▶ _EXERCISE DIRECTIONS_
Examine each line of the data. Copy those that contain the string "screenshot".

▶ _SUPPLIED MATERIAL_
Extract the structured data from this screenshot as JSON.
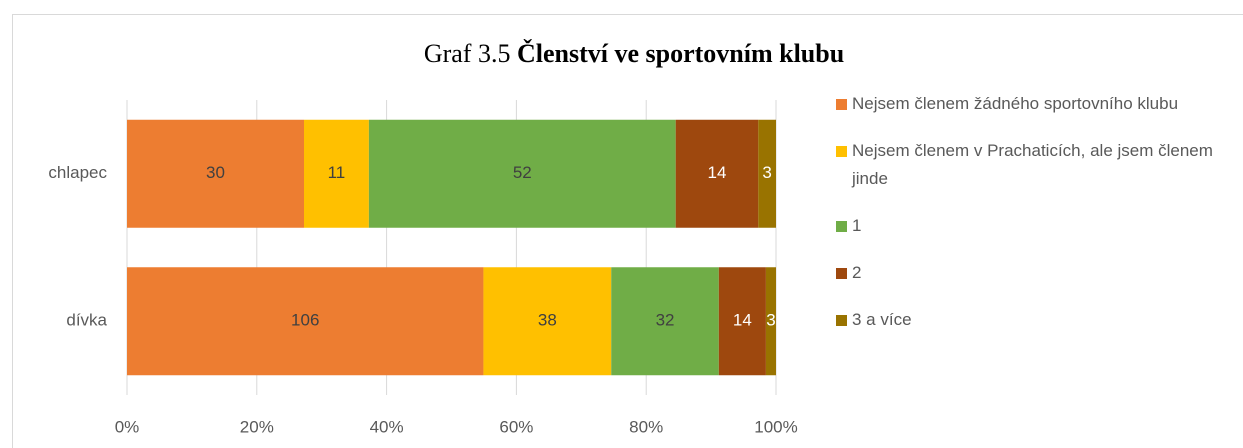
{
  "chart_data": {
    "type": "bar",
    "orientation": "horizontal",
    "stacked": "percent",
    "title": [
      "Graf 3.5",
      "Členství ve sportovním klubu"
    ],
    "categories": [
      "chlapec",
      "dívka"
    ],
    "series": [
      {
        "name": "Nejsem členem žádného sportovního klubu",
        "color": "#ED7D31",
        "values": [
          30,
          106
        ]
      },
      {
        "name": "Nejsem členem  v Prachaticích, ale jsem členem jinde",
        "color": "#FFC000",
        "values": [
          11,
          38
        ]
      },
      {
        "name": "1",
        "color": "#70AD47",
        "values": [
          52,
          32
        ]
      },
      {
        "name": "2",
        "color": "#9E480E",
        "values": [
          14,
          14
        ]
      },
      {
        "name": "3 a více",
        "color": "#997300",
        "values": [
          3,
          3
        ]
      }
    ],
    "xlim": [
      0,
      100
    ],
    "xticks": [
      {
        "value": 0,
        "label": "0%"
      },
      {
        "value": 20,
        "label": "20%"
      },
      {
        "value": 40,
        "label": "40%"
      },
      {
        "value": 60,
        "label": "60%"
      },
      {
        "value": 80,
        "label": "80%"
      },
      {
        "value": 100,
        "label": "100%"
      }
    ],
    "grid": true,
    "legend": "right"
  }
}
---
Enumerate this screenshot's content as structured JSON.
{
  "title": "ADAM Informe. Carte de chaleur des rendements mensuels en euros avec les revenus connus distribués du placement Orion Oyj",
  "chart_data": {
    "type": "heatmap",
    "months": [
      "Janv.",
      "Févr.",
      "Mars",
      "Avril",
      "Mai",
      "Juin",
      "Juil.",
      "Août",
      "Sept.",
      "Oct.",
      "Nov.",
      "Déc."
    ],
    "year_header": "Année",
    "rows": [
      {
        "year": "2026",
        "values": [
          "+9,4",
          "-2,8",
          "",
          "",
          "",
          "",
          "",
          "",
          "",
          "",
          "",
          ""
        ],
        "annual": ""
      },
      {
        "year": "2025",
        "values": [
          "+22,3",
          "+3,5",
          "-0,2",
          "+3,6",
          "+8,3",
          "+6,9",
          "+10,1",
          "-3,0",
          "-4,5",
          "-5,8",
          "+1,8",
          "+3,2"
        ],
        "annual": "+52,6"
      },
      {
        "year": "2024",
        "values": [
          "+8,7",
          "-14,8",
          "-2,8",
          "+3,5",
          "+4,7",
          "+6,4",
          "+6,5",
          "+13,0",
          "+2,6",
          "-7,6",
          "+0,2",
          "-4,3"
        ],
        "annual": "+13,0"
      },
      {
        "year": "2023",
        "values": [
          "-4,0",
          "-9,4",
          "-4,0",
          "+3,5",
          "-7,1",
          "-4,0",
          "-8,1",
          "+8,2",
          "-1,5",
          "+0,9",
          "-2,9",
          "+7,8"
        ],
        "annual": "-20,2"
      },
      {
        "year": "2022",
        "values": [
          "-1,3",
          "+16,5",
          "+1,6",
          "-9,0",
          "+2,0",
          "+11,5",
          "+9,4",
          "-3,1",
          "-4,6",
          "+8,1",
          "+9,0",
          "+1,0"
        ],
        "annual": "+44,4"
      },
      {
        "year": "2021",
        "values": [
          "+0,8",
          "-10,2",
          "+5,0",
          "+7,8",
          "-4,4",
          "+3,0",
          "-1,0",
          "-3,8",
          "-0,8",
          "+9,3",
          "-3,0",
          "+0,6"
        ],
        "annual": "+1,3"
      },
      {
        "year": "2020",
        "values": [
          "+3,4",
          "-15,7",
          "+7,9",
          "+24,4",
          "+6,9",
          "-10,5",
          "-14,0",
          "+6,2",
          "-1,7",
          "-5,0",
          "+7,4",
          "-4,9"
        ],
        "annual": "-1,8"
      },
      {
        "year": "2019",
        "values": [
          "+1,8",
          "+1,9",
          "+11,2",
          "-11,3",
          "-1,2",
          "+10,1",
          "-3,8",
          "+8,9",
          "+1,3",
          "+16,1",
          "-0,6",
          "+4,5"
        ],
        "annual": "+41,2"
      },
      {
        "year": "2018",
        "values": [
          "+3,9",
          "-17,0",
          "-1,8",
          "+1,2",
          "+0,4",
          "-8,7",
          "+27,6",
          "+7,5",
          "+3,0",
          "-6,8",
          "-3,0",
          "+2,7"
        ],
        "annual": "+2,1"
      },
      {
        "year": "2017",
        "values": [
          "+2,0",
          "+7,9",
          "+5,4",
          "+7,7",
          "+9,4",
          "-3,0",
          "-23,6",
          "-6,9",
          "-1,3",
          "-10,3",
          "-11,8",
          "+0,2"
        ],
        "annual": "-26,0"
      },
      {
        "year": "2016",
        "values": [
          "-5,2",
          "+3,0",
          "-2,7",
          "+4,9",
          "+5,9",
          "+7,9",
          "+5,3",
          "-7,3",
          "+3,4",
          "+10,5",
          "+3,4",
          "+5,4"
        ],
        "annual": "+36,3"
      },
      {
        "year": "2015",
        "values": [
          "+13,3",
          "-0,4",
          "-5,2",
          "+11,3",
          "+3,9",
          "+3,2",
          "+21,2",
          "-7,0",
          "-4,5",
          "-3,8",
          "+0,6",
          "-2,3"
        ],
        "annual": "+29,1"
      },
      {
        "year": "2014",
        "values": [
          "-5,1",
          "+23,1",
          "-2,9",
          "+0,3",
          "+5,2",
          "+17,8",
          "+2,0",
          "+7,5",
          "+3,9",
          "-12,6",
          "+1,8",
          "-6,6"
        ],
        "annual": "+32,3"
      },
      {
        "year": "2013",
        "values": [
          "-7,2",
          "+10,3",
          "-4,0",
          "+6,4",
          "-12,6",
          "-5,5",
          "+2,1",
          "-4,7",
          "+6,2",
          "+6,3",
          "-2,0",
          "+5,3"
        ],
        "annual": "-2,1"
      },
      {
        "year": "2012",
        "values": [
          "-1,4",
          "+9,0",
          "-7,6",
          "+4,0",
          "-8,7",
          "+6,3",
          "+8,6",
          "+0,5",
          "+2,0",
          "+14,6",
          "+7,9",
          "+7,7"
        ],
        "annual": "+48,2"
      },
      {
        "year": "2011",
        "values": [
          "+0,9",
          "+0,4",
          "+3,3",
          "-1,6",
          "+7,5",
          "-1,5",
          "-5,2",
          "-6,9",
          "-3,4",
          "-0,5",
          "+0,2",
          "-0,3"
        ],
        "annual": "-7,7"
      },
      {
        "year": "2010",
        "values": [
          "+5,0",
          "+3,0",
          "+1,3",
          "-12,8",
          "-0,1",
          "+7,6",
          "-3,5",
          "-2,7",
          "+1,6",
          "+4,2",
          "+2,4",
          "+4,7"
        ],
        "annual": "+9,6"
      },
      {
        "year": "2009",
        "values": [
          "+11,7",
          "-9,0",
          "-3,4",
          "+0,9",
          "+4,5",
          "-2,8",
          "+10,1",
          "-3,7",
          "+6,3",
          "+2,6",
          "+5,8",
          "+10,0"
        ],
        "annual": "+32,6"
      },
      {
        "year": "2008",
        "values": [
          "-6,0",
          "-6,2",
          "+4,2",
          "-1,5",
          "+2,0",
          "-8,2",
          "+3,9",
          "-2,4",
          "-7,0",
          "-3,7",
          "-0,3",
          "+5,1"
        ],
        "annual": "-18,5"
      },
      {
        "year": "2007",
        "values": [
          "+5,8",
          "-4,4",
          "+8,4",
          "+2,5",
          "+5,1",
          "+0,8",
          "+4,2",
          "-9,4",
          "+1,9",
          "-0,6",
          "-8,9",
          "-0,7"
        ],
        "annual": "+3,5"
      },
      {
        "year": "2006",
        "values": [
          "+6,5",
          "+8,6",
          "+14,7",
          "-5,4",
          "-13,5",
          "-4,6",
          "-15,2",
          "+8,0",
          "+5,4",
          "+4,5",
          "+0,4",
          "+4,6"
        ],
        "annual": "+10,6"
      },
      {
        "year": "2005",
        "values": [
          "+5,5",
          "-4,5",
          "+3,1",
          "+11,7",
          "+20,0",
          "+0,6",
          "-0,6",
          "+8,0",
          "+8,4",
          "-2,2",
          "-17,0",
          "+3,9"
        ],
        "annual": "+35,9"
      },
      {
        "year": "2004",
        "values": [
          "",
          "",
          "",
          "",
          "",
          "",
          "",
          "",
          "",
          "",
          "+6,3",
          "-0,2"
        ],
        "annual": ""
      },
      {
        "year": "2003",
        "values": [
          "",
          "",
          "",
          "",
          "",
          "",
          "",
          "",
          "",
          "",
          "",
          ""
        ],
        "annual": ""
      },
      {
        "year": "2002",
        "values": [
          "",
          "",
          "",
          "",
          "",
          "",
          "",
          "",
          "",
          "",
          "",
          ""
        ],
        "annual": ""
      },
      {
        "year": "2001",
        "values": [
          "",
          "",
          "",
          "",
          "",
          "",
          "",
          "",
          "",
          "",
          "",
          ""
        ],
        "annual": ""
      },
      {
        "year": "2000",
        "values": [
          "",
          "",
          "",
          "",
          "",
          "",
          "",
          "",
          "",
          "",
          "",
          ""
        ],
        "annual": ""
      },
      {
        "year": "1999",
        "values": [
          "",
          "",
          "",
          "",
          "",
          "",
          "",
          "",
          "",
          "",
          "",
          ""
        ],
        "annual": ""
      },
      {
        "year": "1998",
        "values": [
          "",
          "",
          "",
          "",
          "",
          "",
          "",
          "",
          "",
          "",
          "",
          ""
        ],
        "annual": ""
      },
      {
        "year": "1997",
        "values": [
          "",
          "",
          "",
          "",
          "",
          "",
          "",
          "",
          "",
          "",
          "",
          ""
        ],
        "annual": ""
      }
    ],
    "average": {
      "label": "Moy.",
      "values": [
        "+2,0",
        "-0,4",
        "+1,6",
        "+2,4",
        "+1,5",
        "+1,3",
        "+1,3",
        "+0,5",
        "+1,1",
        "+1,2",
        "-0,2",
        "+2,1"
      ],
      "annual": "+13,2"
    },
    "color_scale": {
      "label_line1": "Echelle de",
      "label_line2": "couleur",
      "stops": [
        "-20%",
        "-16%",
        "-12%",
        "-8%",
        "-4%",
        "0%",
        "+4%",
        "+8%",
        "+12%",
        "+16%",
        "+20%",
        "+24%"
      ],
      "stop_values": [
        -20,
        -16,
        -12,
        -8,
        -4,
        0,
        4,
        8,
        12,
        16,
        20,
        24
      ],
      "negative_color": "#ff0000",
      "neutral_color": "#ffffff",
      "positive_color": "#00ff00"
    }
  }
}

▶ _EXERCISE ANSWER_
Extract the structured data from this screenshot as JSON.
Enumerate this screenshot's content as structured JSON.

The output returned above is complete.